= Problem requirements =
Seek out every line containing the word "schmieren", and copy each.

=====

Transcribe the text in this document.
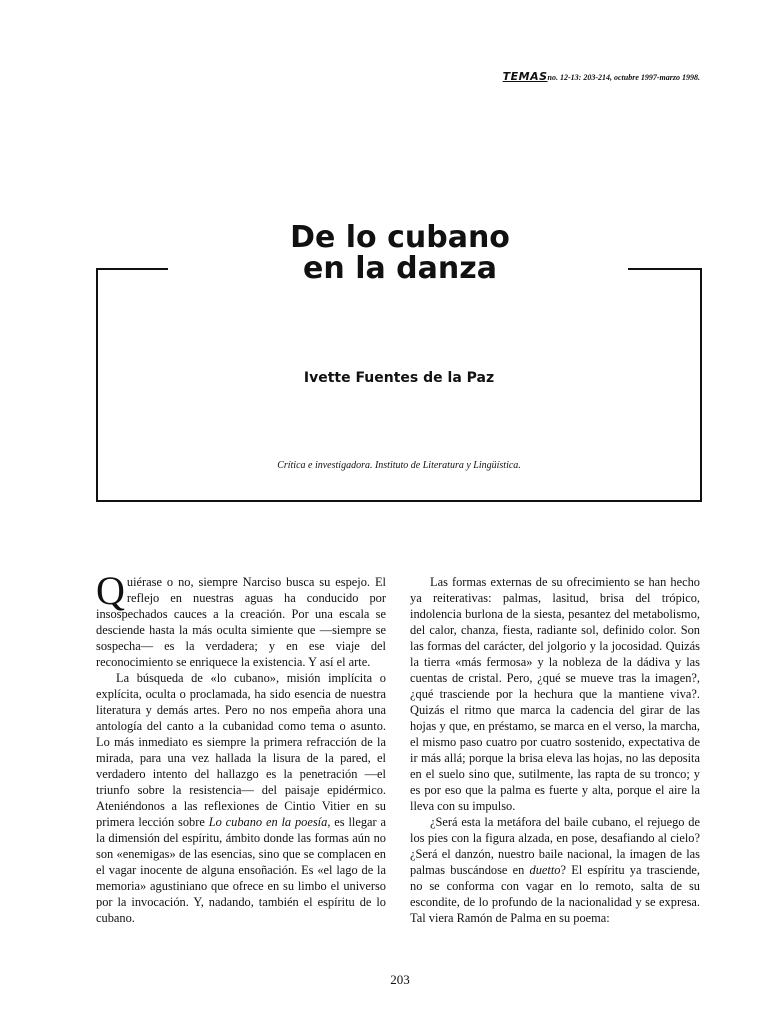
TEMASno. 12-13: 203-214, octubre 1997-marzo 1998.
De lo cubano
en la danza
Ivette Fuentes de la Paz
Crítica e investigadora. Instituto de Literatura y Lingüística.

Quiérase o no, siempre Narciso busca su espejo. El reflejo en nuestras aguas ha conducido por insospechados cauces a la creación. Por una escala se desciende hasta la más oculta simiente que —siempre se sospecha— es la verdadera; y en ese viaje del reconocimiento se enriquece la existencia. Y así el arte.

La búsqueda de «lo cubano», misión implícita o explícita, oculta o proclamada, ha sido esencia de nuestra literatura y demás artes. Pero no nos empeña ahora una antología del canto a la cubanidad como tema o asunto. Lo más inmediato es siempre la primera refracción de la mirada, para una vez hallada la lisura de la pared, el verdadero intento del hallazgo es la penetración —el triunfo sobre la resistencia— del paisaje epidérmico. Ateniéndonos a las reflexiones de Cintio Vitier en su primera lección sobre Lo cubano en la poesía, es llegar a la dimensión del espíritu, ámbito donde las formas aún no son «enemigas» de las esencias, sino que se complacen en el vagar inocente de alguna ensoñación. Es «el lago de la memoria» agustiniano que ofrece en su limbo el universo por la invocación. Y, nadando, también el espíritu de lo cubano.

Las formas externas de su ofrecimiento se han hecho ya reiterativas: palmas, lasitud, brisa del trópico, indolencia burlona de la siesta, pesantez del metabolismo, del calor, chanza, fiesta, radiante sol, definido color. Son las formas del carácter, del jolgorio y la jocosidad. Quizás la tierra «más fermosa» y la nobleza de la dádiva y las cuentas de cristal. Pero, ¿qué se mueve tras la imagen?, ¿qué trasciende por la hechura que la mantiene viva?. Quizás el ritmo que marca la cadencia del girar de las hojas y que, en préstamo, se marca en el verso, la marcha, el mismo paso cuatro por cuatro sostenido, expectativa de ir más allá; porque la brisa eleva las hojas, no las deposita en el suelo sino que, sutilmente, las rapta de su tronco; y es por eso que la palma es fuerte y alta, porque el aire la lleva con su impulso.

¿Será esta la metáfora del baile cubano, el rejuego de los pies con la figura alzada, en pose, desafiando al cielo? ¿Será el danzón, nuestro baile nacional, la imagen de las palmas buscándose en duetto? El espíritu ya trasciende, no se conforma con vagar en lo remoto, salta de su escondite, de lo profundo de la nacionalidad y se expresa. Tal viera Ramón de Palma en su poema:

203
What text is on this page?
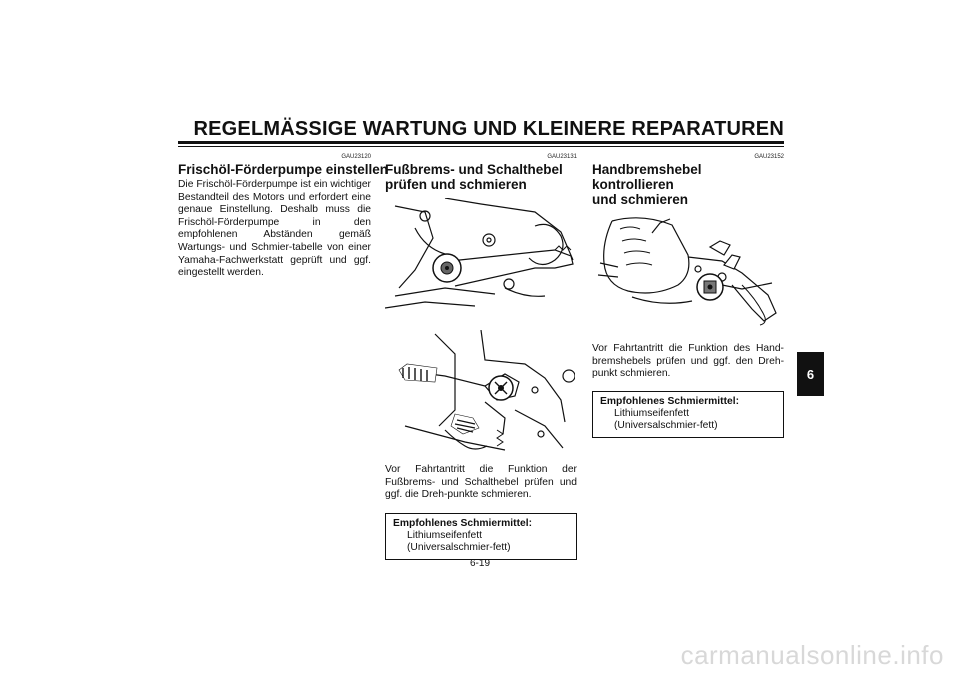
REGELMÄSSIGE WARTUNG UND KLEINERE REPARATUREN
GAU23120
Frischöl-Förderpumpe einstellen
Die Frischöl-Förderpumpe ist ein wichtiger Bestandteil des Motors und erfordert eine genaue Einstellung. Deshalb muss die Frischöl-Förderpumpe in den empfohlenen Abständen gemäß Wartungs- und Schmier-tabelle von einer Yamaha-Fachwerkstatt geprüft und ggf. eingestellt werden.
GAU23131
Fußbrems- und Schalthebel
prüfen und schmieren
Vor Fahrtantritt die Funktion der Fußbrems- und Schalthebel prüfen und ggf. die Dreh-punkte schmieren.
Empfohlenes Schmiermittel:
Lithiumseifenfett (Universalschmier-fett)
GAU23152
Handbremshebel kontrollieren
und schmieren
Vor Fahrtantritt die Funktion des Hand-bremshebels prüfen und ggf. den Dreh-punkt schmieren.
Empfohlenes Schmiermittel:
Lithiumseifenfett (Universalschmier-fett)
6-19
6
carmanualsonline.info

=====

= Task solution =
prüfen und schmieren
Vor Fahrtantritt die Funktion der Fußbrems- und Schalthebel prüfen und ggf. die Dreh-punkte schmieren.
und schmieren
Vor Fahrtantritt die Funktion des Hand-bremshebels prüfen und ggf. den Dreh-punkt schmieren.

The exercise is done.